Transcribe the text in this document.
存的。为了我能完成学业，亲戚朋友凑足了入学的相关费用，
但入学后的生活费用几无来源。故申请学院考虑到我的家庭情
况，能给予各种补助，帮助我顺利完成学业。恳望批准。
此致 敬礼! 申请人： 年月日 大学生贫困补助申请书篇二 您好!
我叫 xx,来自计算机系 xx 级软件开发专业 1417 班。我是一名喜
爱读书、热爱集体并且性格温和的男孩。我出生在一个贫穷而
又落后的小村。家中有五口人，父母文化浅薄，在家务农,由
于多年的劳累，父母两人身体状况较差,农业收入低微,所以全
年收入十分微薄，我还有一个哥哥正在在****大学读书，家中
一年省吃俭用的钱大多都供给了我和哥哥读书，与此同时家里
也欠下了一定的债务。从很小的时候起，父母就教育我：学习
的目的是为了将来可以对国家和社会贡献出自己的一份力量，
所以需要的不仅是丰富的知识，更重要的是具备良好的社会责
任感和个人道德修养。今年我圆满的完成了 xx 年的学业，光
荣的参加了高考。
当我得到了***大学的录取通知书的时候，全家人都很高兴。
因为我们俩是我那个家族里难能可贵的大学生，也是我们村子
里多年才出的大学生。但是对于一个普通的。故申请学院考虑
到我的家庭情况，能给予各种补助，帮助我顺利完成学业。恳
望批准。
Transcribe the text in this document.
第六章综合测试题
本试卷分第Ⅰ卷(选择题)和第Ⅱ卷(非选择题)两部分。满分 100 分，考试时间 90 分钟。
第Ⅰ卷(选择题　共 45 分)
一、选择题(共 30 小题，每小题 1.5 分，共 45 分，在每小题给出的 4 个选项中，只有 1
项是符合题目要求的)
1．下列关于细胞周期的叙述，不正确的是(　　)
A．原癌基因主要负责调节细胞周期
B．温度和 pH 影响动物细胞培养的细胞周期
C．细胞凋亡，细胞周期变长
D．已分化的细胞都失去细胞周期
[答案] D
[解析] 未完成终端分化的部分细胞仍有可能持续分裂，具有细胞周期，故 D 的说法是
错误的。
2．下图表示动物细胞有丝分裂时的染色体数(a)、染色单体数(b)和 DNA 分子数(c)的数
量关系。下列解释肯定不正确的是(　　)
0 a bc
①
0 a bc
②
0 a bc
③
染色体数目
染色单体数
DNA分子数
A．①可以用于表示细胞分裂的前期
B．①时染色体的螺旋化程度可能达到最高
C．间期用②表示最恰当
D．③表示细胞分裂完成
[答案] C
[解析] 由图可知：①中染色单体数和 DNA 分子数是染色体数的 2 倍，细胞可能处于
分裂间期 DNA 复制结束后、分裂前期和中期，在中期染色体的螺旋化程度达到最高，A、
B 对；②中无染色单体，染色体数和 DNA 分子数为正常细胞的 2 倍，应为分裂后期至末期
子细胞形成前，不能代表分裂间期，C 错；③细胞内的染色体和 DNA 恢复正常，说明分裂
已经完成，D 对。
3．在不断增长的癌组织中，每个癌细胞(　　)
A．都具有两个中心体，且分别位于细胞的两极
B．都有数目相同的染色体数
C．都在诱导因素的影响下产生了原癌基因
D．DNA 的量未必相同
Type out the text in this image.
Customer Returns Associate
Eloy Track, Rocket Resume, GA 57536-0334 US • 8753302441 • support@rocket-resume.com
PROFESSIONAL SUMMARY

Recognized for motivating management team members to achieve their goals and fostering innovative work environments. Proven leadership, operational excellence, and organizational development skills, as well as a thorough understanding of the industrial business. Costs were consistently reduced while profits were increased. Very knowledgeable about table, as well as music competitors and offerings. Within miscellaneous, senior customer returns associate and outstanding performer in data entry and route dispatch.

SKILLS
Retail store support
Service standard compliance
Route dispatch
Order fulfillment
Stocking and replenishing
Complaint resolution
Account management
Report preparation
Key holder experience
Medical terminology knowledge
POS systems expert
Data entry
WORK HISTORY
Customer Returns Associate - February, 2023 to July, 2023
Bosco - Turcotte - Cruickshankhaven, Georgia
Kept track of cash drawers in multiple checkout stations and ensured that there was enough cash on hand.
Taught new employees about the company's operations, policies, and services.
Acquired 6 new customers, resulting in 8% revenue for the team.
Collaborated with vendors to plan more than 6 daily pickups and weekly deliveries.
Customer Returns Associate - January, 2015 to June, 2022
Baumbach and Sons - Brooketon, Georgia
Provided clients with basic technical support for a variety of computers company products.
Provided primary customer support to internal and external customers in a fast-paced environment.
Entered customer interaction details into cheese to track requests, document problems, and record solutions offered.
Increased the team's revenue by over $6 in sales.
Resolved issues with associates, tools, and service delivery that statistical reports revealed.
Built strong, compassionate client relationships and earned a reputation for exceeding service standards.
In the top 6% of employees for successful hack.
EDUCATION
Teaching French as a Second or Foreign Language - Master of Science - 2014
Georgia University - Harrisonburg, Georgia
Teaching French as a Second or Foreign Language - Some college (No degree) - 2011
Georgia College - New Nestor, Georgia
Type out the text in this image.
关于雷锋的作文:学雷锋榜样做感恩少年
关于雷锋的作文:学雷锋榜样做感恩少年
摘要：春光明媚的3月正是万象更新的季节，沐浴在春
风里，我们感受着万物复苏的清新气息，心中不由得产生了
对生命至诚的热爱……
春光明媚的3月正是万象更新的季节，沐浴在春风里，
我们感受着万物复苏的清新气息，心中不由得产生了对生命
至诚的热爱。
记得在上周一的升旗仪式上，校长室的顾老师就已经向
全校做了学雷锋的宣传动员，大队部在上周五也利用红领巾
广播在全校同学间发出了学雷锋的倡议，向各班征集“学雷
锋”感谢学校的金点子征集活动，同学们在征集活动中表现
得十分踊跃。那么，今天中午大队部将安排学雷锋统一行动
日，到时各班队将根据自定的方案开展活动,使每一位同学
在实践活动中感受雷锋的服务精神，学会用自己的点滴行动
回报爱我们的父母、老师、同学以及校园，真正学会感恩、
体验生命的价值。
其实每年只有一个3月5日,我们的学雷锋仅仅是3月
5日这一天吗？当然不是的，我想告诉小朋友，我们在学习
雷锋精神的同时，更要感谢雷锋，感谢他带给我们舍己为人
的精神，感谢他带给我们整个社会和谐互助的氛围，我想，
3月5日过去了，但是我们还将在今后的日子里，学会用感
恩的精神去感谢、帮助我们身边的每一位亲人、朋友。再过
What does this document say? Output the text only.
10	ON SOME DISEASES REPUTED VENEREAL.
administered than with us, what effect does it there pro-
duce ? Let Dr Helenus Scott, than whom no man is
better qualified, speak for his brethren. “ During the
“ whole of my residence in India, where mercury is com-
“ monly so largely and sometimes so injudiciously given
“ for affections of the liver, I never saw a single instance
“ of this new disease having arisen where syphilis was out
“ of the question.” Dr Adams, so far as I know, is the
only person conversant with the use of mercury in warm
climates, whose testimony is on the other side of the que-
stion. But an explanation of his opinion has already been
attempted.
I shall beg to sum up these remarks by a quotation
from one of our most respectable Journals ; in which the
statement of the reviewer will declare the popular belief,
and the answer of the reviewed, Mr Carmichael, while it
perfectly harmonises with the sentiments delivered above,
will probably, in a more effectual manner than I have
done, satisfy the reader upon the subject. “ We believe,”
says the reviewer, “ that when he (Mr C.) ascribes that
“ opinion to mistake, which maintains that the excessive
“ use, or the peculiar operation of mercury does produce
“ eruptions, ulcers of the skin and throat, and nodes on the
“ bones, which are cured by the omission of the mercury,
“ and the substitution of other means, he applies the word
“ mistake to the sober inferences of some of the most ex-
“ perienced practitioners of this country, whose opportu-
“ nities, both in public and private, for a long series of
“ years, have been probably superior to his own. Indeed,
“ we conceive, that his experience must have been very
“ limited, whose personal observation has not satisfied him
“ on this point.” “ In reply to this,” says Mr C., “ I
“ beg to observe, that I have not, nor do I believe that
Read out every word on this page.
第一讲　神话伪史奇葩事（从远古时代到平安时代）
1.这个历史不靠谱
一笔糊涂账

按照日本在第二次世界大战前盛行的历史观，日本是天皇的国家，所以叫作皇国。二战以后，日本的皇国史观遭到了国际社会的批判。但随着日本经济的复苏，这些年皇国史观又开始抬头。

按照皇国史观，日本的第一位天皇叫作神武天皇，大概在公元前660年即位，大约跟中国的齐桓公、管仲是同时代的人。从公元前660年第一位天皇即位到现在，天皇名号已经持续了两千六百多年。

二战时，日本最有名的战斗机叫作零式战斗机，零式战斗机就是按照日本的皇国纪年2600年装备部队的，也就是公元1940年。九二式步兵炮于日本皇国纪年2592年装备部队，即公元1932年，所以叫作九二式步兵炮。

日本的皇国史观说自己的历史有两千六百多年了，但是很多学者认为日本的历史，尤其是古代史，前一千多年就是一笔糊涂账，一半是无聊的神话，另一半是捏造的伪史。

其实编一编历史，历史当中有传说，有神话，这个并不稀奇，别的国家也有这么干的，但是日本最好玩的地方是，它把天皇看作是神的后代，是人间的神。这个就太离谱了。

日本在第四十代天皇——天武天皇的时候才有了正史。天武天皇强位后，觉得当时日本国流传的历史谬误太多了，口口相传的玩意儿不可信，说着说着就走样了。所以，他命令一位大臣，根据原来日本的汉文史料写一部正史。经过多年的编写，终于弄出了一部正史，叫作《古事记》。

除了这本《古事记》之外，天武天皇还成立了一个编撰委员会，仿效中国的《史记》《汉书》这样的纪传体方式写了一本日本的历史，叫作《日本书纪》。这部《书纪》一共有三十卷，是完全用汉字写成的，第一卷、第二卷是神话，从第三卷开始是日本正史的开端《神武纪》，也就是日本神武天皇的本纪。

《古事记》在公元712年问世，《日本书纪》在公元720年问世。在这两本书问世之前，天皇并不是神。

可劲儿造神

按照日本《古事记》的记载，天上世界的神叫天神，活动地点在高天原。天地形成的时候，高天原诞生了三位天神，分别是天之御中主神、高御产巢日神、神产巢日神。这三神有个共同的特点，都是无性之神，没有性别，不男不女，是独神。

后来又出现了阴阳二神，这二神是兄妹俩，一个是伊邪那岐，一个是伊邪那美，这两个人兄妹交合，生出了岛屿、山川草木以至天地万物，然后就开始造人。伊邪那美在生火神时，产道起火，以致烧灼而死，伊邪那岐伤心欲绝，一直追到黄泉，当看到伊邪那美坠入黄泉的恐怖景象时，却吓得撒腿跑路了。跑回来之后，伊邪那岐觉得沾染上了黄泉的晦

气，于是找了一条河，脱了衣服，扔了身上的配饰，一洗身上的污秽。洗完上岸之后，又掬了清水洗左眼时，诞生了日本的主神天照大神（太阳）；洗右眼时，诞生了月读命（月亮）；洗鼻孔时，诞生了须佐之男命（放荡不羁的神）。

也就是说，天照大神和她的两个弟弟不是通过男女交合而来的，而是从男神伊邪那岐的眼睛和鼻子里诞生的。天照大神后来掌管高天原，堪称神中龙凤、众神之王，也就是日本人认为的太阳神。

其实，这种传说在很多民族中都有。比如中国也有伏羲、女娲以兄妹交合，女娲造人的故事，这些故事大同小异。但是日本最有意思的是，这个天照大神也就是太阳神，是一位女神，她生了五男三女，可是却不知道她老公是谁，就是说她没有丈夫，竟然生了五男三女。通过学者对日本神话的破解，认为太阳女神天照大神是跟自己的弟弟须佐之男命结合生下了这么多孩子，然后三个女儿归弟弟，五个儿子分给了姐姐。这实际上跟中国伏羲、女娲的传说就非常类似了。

..............................

__Aim__. Everything from the line with "Read out every word on this page." through the last line of the material above should be echoed exactly, and nothing else.

__The solution__.
Read out every word on this page.
第一讲　神话伪史奇葩事（从远古时代到平安时代）
1.这个历史不靠谱
一笔糊涂账

按照日本在第二次世界大战前盛行的历史观，日本是天皇的国家，所以叫作皇国。二战以后，日本的皇国史观遭到了国际社会的批判。但随着日本经济的复苏，这些年皇国史观又开始抬头。

按照皇国史观，日本的第一位天皇叫作神武天皇，大概在公元前660年即位，大约跟中国的齐桓公、管仲是同时代的人。从公元前660年第一位天皇即位到现在，天皇名号已经持续了两千六百多年。

二战时，日本最有名的战斗机叫作零式战斗机，零式战斗机就是按照日本的皇国纪年2600年装备部队的，也就是公元1940年。九二式步兵炮于日本皇国纪年2592年装备部队，即公元1932年，所以叫作九二式步兵炮。

日本的皇国史观说自己的历史有两千六百多年了，但是很多学者认为日本的历史，尤其是古代史，前一千多年就是一笔糊涂账，一半是无聊的神话，另一半是捏造的伪史。

其实编一编历史，历史当中有传说，有神话，这个并不稀奇，别的国家也有这么干的，但是日本最好玩的地方是，它把天皇看作是神的后代，是人间的神。这个就太离谱了。

日本在第四十代天皇——天武天皇的时候才有了正史。天武天皇强位后，觉得当时日本国流传的历史谬误太多了，口口相传的玩意儿不可信，说着说着就走样了。所以，他命令一位大臣，根据原来日本的汉文史料写一部正史。经过多年的编写，终于弄出了一部正史，叫作《古事记》。

除了这本《古事记》之外，天武天皇还成立了一个编撰委员会，仿效中国的《史记》《汉书》这样的纪传体方式写了一本日本的历史，叫作《日本书纪》。这部《书纪》一共有三十卷，是完全用汉字写成的，第一卷、第二卷是神话，从第三卷开始是日本正史的开端《神武纪》，也就是日本神武天皇的本纪。

《古事记》在公元712年问世，《日本书纪》在公元720年问世。在这两本书问世之前，天皇并不是神。

可劲儿造神

按照日本《古事记》的记载，天上世界的神叫天神，活动地点在高天原。天地形成的时候，高天原诞生了三位天神，分别是天之御中主神、高御产巢日神、神产巢日神。这三神有个共同的特点，都是无性之神，没有性别，不男不女，是独神。

后来又出现了阴阳二神，这二神是兄妹俩，一个是伊邪那岐，一个是伊邪那美，这两个人兄妹交合，生出了岛屿、山川草木以至天地万物，然后就开始造人。伊邪那美在生火神时，产道起火，以致烧灼而死，伊邪那岐伤心欲绝，一直追到黄泉，当看到伊邪那美坠入黄泉的恐怖景象时，却吓得撒腿跑路了。跑回来之后，伊邪那岐觉得沾染上了黄泉的晦

气，于是找了一条河，脱了衣服，扔了身上的配饰，一洗身上的污秽。洗完上岸之后，又掬了清水洗左眼时，诞生了日本的主神天照大神（太阳）；洗右眼时，诞生了月读命（月亮）；洗鼻孔时，诞生了须佐之男命（放荡不羁的神）。

也就是说，天照大神和她的两个弟弟不是通过男女交合而来的，而是从男神伊邪那岐的眼睛和鼻子里诞生的。天照大神后来掌管高天原，堪称神中龙凤、众神之王，也就是日本人认为的太阳神。

其实，这种传说在很多民族中都有。比如中国也有伏羲、女娲以兄妹交合，女娲造人的故事，这些故事大同小异。但是日本最有意思的是，这个天照大神也就是太阳神，是一位女神，她生了五男三女，可是却不知道她老公是谁，就是说她没有丈夫，竟然生了五男三女。通过学者对日本神话的破解，认为太阳女神天照大神是跟自己的弟弟须佐之男命结合生下了这么多孩子，然后三个女儿归弟弟，五个儿子分给了姐姐。这实际上跟中国伏羲、女娲的传说就非常类似了。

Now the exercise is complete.